## Your objective
Pictures are not part of the copy; repeat everything else in the records exactly.

::: Input data :::

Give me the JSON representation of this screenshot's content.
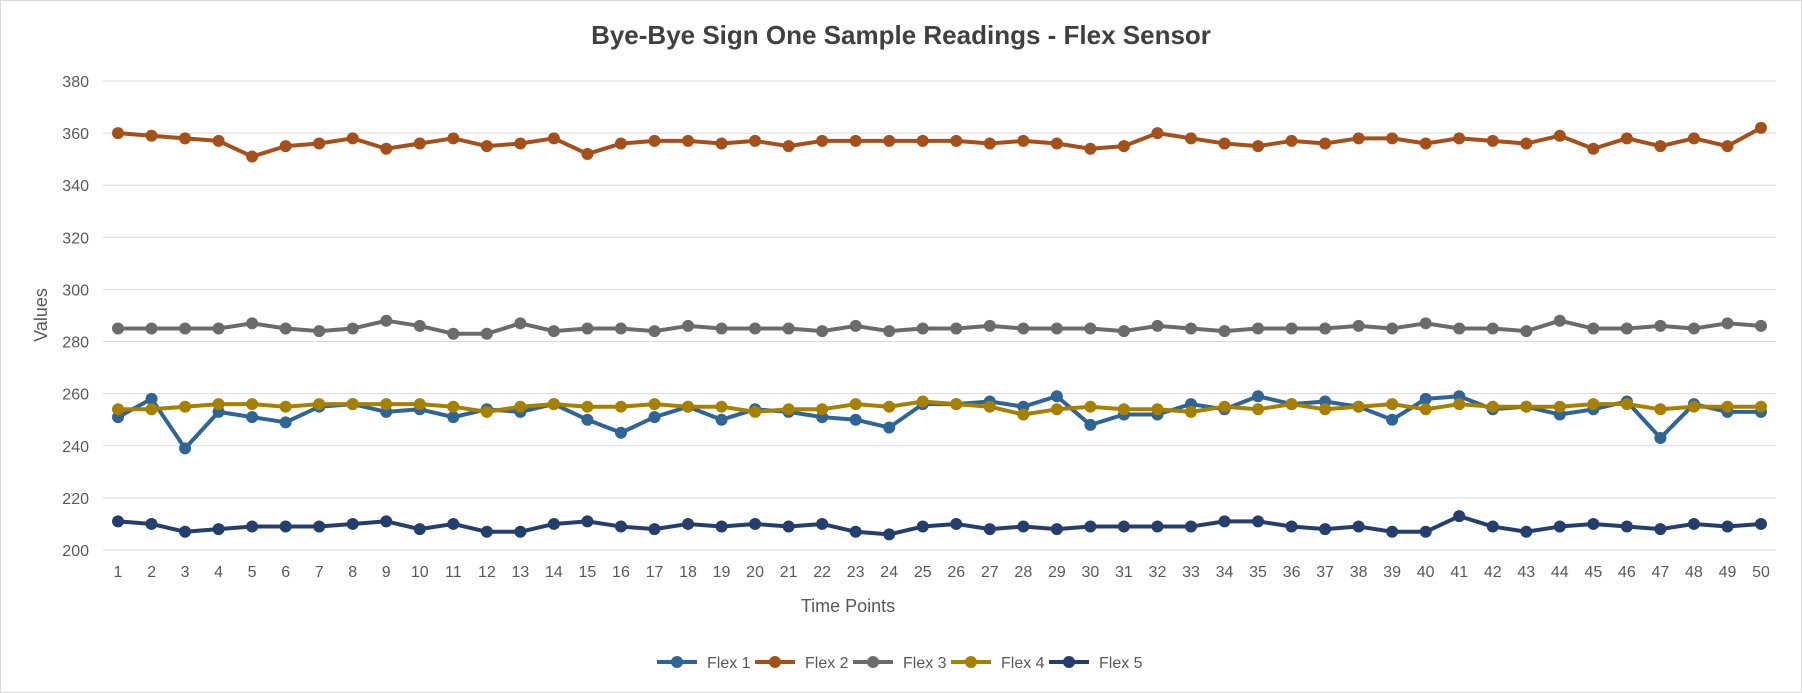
{
  "chart_data": {
    "type": "line",
    "title": "Bye-Bye Sign One Sample Readings - Flex Sensor",
    "xlabel": "Time Points",
    "ylabel": "Values",
    "ylim": [
      200,
      380
    ],
    "y_ticks": [
      200,
      220,
      240,
      260,
      280,
      300,
      320,
      340,
      360,
      380
    ],
    "grid": true,
    "legend_position": "bottom",
    "x": [
      1,
      2,
      3,
      4,
      5,
      6,
      7,
      8,
      9,
      10,
      11,
      12,
      13,
      14,
      15,
      16,
      17,
      18,
      19,
      20,
      21,
      22,
      23,
      24,
      25,
      26,
      27,
      28,
      29,
      30,
      31,
      32,
      33,
      34,
      35,
      36,
      37,
      38,
      39,
      40,
      41,
      42,
      43,
      44,
      45,
      46,
      47,
      48,
      49,
      50
    ],
    "series": [
      {
        "name": "Flex 1",
        "color": "#2e6496",
        "values": [
          251,
          258,
          239,
          253,
          251,
          249,
          255,
          256,
          253,
          254,
          251,
          254,
          253,
          256,
          250,
          245,
          251,
          255,
          250,
          254,
          253,
          251,
          250,
          247,
          256,
          256,
          257,
          255,
          259,
          248,
          252,
          252,
          256,
          254,
          259,
          256,
          257,
          255,
          250,
          258,
          259,
          254,
          255,
          252,
          254,
          257,
          243,
          256,
          253,
          253
        ]
      },
      {
        "name": "Flex 2",
        "color": "#a5501b",
        "values": [
          360,
          359,
          358,
          357,
          351,
          355,
          356,
          358,
          354,
          356,
          358,
          355,
          356,
          358,
          352,
          356,
          357,
          357,
          356,
          357,
          355,
          357,
          357,
          357,
          357,
          357,
          356,
          357,
          356,
          354,
          355,
          360,
          358,
          356,
          355,
          357,
          356,
          358,
          358,
          356,
          358,
          357,
          356,
          359,
          354,
          358,
          355,
          358,
          355,
          362
        ]
      },
      {
        "name": "Flex 3",
        "color": "#6b6b6b",
        "values": [
          285,
          285,
          285,
          285,
          287,
          285,
          284,
          285,
          288,
          286,
          283,
          283,
          287,
          284,
          285,
          285,
          284,
          286,
          285,
          285,
          285,
          284,
          286,
          284,
          285,
          285,
          286,
          285,
          285,
          285,
          284,
          286,
          285,
          284,
          285,
          285,
          285,
          286,
          285,
          287,
          285,
          285,
          284,
          288,
          285,
          285,
          286,
          285,
          287,
          286
        ]
      },
      {
        "name": "Flex 4",
        "color": "#a88000",
        "values": [
          254,
          254,
          255,
          256,
          256,
          255,
          256,
          256,
          256,
          256,
          255,
          253,
          255,
          256,
          255,
          255,
          256,
          255,
          255,
          253,
          254,
          254,
          256,
          255,
          257,
          256,
          255,
          252,
          254,
          255,
          254,
          254,
          253,
          255,
          254,
          256,
          254,
          255,
          256,
          254,
          256,
          255,
          255,
          255,
          256,
          256,
          254,
          255,
          255,
          255
        ]
      },
      {
        "name": "Flex 5",
        "color": "#243f6e",
        "values": [
          211,
          210,
          207,
          208,
          209,
          209,
          209,
          210,
          211,
          208,
          210,
          207,
          207,
          210,
          211,
          209,
          208,
          210,
          209,
          210,
          209,
          210,
          207,
          206,
          209,
          210,
          208,
          209,
          208,
          209,
          209,
          209,
          209,
          211,
          211,
          209,
          208,
          209,
          207,
          207,
          213,
          209,
          207,
          209,
          210,
          209,
          208,
          210,
          209,
          210
        ]
      }
    ]
  }
}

:::

## Result below
Give me the JSON representation of this screenshot's content.
{
  "chart_data": {
    "type": "line",
    "title": "Bye-Bye Sign One Sample Readings - Flex Sensor",
    "xlabel": "Time Points",
    "ylabel": "Values",
    "ylim": [
      200,
      380
    ],
    "y_ticks": [
      200,
      220,
      240,
      260,
      280,
      300,
      320,
      340,
      360,
      380
    ],
    "grid": true,
    "legend_position": "bottom",
    "x": [
      1,
      2,
      3,
      4,
      5,
      6,
      7,
      8,
      9,
      10,
      11,
      12,
      13,
      14,
      15,
      16,
      17,
      18,
      19,
      20,
      21,
      22,
      23,
      24,
      25,
      26,
      27,
      28,
      29,
      30,
      31,
      32,
      33,
      34,
      35,
      36,
      37,
      38,
      39,
      40,
      41,
      42,
      43,
      44,
      45,
      46,
      47,
      48,
      49,
      50
    ],
    "series": [
      {
        "name": "Flex 1",
        "color": "#2e6496",
        "values": [
          251,
          258,
          239,
          253,
          251,
          249,
          255,
          256,
          253,
          254,
          251,
          254,
          253,
          256,
          250,
          245,
          251,
          255,
          250,
          254,
          253,
          251,
          250,
          247,
          256,
          256,
          257,
          255,
          259,
          248,
          252,
          252,
          256,
          254,
          259,
          256,
          257,
          255,
          250,
          258,
          259,
          254,
          255,
          252,
          254,
          257,
          243,
          256,
          253,
          253
        ]
      },
      {
        "name": "Flex 2",
        "color": "#a5501b",
        "values": [
          360,
          359,
          358,
          357,
          351,
          355,
          356,
          358,
          354,
          356,
          358,
          355,
          356,
          358,
          352,
          356,
          357,
          357,
          356,
          357,
          355,
          357,
          357,
          357,
          357,
          357,
          356,
          357,
          356,
          354,
          355,
          360,
          358,
          356,
          355,
          357,
          356,
          358,
          358,
          356,
          358,
          357,
          356,
          359,
          354,
          358,
          355,
          358,
          355,
          362
        ]
      },
      {
        "name": "Flex 3",
        "color": "#6b6b6b",
        "values": [
          285,
          285,
          285,
          285,
          287,
          285,
          284,
          285,
          288,
          286,
          283,
          283,
          287,
          284,
          285,
          285,
          284,
          286,
          285,
          285,
          285,
          284,
          286,
          284,
          285,
          285,
          286,
          285,
          285,
          285,
          284,
          286,
          285,
          284,
          285,
          285,
          285,
          286,
          285,
          287,
          285,
          285,
          284,
          288,
          285,
          285,
          286,
          285,
          287,
          286
        ]
      },
      {
        "name": "Flex 4",
        "color": "#a88000",
        "values": [
          254,
          254,
          255,
          256,
          256,
          255,
          256,
          256,
          256,
          256,
          255,
          253,
          255,
          256,
          255,
          255,
          256,
          255,
          255,
          253,
          254,
          254,
          256,
          255,
          257,
          256,
          255,
          252,
          254,
          255,
          254,
          254,
          253,
          255,
          254,
          256,
          254,
          255,
          256,
          254,
          256,
          255,
          255,
          255,
          256,
          256,
          254,
          255,
          255,
          255
        ]
      },
      {
        "name": "Flex 5",
        "color": "#243f6e",
        "values": [
          211,
          210,
          207,
          208,
          209,
          209,
          209,
          210,
          211,
          208,
          210,
          207,
          207,
          210,
          211,
          209,
          208,
          210,
          209,
          210,
          209,
          210,
          207,
          206,
          209,
          210,
          208,
          209,
          208,
          209,
          209,
          209,
          209,
          211,
          211,
          209,
          208,
          209,
          207,
          207,
          213,
          209,
          207,
          209,
          210,
          209,
          208,
          210,
          209,
          210
        ]
      }
    ]
  }
}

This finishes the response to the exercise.